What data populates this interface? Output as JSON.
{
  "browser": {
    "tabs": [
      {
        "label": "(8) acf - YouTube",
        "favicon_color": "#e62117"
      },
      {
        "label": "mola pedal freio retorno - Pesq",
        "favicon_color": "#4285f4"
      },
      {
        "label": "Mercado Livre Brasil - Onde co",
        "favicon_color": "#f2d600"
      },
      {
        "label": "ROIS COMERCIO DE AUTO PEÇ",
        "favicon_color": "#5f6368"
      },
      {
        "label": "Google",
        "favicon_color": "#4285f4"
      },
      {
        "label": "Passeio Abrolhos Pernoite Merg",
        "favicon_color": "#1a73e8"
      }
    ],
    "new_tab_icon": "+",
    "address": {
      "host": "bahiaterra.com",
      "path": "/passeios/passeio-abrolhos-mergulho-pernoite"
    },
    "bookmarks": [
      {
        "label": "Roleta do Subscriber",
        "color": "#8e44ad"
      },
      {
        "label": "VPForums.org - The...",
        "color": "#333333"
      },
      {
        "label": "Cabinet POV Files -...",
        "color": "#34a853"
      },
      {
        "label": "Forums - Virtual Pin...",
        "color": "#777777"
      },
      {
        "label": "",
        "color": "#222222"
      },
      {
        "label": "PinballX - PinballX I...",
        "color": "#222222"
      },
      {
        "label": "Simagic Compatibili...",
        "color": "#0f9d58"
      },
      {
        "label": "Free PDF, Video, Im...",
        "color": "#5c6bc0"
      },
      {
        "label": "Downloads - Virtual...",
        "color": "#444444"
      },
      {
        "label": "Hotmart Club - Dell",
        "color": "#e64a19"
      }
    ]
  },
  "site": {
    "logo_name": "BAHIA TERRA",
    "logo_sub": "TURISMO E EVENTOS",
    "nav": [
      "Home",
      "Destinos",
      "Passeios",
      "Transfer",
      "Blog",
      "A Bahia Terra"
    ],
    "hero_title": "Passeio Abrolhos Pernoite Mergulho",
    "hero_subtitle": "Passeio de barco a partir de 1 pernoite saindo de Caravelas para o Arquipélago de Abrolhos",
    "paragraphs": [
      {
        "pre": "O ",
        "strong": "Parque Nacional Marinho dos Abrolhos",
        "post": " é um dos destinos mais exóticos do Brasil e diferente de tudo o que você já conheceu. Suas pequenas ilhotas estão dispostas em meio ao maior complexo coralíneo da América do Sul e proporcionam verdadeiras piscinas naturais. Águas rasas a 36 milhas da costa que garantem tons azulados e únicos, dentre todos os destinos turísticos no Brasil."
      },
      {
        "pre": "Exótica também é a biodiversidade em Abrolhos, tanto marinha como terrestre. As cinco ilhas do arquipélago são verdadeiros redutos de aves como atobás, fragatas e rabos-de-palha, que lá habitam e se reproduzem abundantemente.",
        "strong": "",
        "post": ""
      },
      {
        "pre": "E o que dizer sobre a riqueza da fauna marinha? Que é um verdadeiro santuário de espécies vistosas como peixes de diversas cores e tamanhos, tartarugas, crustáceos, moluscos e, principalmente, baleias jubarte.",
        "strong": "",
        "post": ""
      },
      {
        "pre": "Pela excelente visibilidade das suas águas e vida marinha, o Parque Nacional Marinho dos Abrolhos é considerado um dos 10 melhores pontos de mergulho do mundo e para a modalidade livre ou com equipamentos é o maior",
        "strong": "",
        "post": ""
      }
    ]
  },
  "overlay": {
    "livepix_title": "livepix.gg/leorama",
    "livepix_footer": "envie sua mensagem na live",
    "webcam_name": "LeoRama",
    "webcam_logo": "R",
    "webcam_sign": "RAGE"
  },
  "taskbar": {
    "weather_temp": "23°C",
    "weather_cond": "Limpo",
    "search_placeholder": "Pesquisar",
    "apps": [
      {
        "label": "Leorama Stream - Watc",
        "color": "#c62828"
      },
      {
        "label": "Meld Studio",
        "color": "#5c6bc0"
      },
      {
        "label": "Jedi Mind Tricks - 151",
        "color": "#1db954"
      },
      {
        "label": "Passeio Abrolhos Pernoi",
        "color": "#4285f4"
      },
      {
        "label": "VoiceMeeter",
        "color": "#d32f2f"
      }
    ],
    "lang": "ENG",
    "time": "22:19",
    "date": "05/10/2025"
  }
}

### TO BE DONE
Copy out each line of the material that holds the word "Parque".

### TASK OUTPUT
        "strong": "Parque Nacional Marinho dos Abrolhos",
        "pre": "Pela excelente visibilidade das suas águas e vida marinha, o Parque Nacional Marinho dos Abrolhos é considerado um dos 10 melhores pontos de mergulho do mundo e para a modalidade livre ou com equipamentos é o maior",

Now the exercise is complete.